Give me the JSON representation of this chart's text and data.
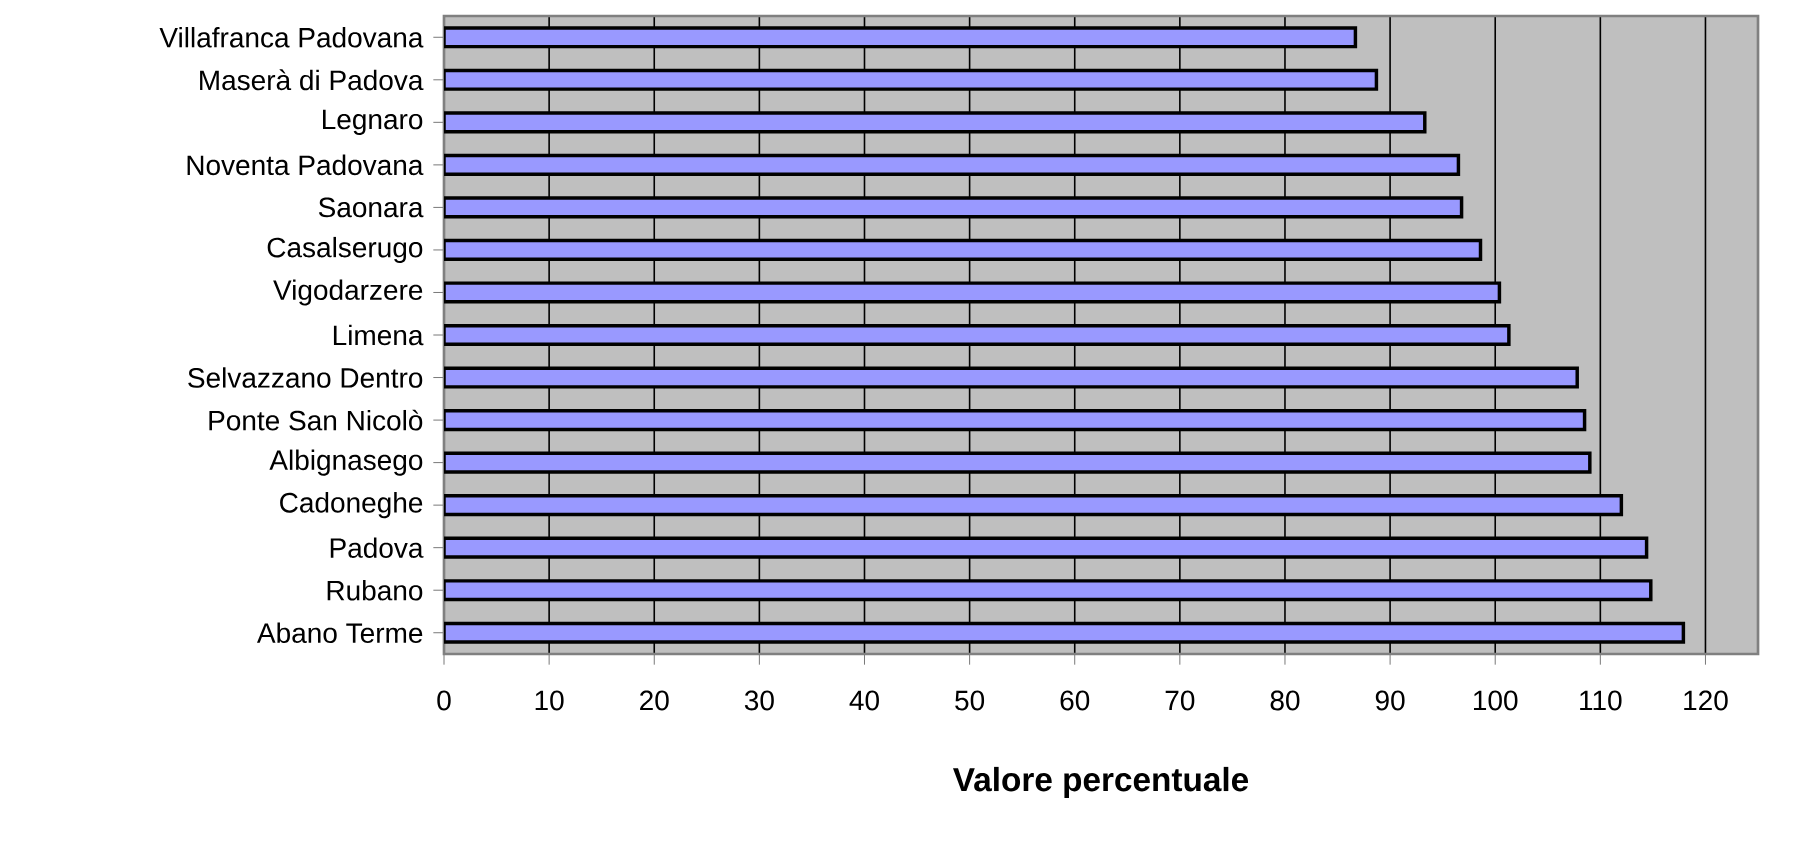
{
  "chart_data": {
    "type": "bar",
    "orientation": "horizontal",
    "xlabel": "Valore percentuale",
    "categories": [
      "Villafranca Padovana",
      "Maserà di Padova",
      "Legnaro",
      "Noventa Padovana",
      "Saonara",
      "Casalserugo",
      "Vigodarzere",
      "Limena",
      "Selvazzano Dentro",
      "Ponte San Nicolò",
      "Albignasego",
      "Cadoneghe",
      "Padova",
      "Rubano",
      "Abano Terme"
    ],
    "values": [
      86.7,
      88.7,
      93.3,
      96.5,
      96.8,
      98.6,
      100.4,
      101.3,
      107.8,
      108.5,
      109.0,
      112.0,
      114.4,
      114.8,
      117.9
    ],
    "color": "#9999ff",
    "xlim": [
      0,
      125
    ],
    "xticks": [
      0,
      10,
      20,
      30,
      40,
      50,
      60,
      70,
      80,
      90,
      100,
      110,
      120
    ],
    "grid": "x"
  }
}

────────

Without including any pictures, print all of the material exactly as given.

Give me the JSON representation of this chart's text and data.
{
  "chart_data": {
    "type": "bar",
    "orientation": "horizontal",
    "xlabel": "Valore percentuale",
    "categories": [
      "Villafranca Padovana",
      "Maserà di Padova",
      "Legnaro",
      "Noventa Padovana",
      "Saonara",
      "Casalserugo",
      "Vigodarzere",
      "Limena",
      "Selvazzano Dentro",
      "Ponte San Nicolò",
      "Albignasego",
      "Cadoneghe",
      "Padova",
      "Rubano",
      "Abano Terme"
    ],
    "values": [
      86.7,
      88.7,
      93.3,
      96.5,
      96.8,
      98.6,
      100.4,
      101.3,
      107.8,
      108.5,
      109.0,
      112.0,
      114.4,
      114.8,
      117.9
    ],
    "color": "#9999ff",
    "xlim": [
      0,
      125
    ],
    "xticks": [
      0,
      10,
      20,
      30,
      40,
      50,
      60,
      70,
      80,
      90,
      100,
      110,
      120
    ],
    "grid": "x"
  }
}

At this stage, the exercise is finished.